● Entries taken from a collection
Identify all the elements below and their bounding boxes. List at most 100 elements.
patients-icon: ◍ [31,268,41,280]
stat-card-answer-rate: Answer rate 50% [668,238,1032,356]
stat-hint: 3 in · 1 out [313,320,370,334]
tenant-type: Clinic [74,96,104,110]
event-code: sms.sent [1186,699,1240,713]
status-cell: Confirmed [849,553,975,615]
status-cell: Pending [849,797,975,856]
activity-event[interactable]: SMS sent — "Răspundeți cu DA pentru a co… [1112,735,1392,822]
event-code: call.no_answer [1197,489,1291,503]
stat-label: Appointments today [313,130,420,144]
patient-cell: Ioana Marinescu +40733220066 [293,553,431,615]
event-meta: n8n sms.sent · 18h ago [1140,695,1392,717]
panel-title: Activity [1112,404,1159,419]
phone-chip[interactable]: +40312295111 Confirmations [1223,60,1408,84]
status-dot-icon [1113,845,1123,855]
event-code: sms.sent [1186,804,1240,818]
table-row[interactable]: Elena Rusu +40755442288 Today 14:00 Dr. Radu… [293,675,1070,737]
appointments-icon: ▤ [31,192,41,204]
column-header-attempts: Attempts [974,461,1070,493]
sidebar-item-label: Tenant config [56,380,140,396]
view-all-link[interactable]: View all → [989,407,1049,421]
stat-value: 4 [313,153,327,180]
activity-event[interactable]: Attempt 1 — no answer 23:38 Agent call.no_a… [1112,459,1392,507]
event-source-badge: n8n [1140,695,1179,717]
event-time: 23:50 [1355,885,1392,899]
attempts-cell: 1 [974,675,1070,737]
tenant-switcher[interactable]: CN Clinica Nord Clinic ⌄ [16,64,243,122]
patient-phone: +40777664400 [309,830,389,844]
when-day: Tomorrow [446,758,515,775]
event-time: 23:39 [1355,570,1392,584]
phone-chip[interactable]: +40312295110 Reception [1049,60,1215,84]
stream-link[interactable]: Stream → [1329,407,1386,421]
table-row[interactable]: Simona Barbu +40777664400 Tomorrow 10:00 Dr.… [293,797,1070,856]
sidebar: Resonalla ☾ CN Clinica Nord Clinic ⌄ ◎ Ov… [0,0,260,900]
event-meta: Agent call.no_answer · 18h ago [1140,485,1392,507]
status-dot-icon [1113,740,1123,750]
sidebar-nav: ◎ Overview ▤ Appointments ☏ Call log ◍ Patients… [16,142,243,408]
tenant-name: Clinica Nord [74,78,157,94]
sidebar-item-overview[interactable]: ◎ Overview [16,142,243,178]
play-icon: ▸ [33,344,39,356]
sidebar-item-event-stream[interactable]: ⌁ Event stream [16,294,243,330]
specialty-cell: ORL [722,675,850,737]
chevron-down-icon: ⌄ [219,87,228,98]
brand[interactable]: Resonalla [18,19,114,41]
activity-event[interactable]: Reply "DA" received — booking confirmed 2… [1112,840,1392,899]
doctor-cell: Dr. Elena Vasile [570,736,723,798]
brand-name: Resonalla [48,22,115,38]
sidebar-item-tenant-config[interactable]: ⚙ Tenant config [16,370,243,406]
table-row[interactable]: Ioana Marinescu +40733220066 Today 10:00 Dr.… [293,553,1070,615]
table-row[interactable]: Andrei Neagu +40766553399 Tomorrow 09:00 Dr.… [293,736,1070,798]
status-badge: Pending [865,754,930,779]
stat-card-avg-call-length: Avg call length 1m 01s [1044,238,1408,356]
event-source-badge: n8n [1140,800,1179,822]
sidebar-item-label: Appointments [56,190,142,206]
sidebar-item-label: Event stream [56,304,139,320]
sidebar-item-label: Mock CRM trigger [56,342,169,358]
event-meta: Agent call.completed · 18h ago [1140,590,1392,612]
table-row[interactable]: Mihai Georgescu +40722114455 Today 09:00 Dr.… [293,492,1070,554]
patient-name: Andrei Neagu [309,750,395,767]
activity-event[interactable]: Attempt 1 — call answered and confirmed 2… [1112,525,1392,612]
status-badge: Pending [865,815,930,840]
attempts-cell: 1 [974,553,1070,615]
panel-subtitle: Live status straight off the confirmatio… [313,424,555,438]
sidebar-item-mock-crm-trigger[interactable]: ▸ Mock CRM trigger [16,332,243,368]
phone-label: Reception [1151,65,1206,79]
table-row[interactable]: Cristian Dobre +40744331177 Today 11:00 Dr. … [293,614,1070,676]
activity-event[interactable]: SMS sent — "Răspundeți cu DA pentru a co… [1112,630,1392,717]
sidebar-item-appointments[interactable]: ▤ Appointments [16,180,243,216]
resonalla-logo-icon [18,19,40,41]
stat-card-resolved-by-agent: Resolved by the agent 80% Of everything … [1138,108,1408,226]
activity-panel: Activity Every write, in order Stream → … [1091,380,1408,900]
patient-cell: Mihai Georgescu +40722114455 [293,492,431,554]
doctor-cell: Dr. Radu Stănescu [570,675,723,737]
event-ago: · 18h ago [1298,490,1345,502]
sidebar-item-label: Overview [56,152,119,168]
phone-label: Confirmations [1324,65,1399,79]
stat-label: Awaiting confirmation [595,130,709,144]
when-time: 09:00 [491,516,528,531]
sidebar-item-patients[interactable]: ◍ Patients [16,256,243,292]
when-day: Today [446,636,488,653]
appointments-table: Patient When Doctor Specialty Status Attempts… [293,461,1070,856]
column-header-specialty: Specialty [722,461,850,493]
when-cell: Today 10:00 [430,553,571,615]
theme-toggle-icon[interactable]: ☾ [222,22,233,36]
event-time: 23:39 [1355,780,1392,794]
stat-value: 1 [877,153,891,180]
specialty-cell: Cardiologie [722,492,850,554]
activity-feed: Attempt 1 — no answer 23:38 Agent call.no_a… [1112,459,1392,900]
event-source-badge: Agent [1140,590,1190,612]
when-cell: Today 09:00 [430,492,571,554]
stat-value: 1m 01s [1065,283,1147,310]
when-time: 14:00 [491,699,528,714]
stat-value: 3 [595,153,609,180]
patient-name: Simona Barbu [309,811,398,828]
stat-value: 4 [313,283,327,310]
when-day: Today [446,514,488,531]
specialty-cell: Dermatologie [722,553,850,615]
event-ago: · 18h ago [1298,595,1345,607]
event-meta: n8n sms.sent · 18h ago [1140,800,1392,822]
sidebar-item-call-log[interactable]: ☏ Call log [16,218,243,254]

● WHAT THE EXERCISE ASKS
Search the records above for the word "brand", then say how many lines contain it. Give the number alone.

● ANSWER TO THIS PROBLEM
2